* [Short task] What lines of the data include the string "from"? Copy them all.

== Data excerpts

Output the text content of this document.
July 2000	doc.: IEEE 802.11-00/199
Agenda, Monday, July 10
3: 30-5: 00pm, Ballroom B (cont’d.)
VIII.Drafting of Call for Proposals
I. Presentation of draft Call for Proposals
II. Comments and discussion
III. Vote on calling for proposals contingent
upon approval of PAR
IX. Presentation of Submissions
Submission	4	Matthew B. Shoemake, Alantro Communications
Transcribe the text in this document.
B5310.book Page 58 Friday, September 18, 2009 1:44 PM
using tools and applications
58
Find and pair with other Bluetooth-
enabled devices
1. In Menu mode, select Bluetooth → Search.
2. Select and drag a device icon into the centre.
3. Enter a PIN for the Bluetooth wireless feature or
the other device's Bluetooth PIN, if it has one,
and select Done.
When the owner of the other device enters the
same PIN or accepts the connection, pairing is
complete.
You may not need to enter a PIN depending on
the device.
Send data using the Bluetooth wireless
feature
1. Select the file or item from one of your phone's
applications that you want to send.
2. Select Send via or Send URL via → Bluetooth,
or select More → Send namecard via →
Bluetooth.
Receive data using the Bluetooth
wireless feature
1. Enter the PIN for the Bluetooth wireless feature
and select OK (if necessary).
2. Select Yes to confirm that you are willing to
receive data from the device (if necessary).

====

* [Correct response]
1. Select the file or item from one of your phone's
receive data from the device (if necessary).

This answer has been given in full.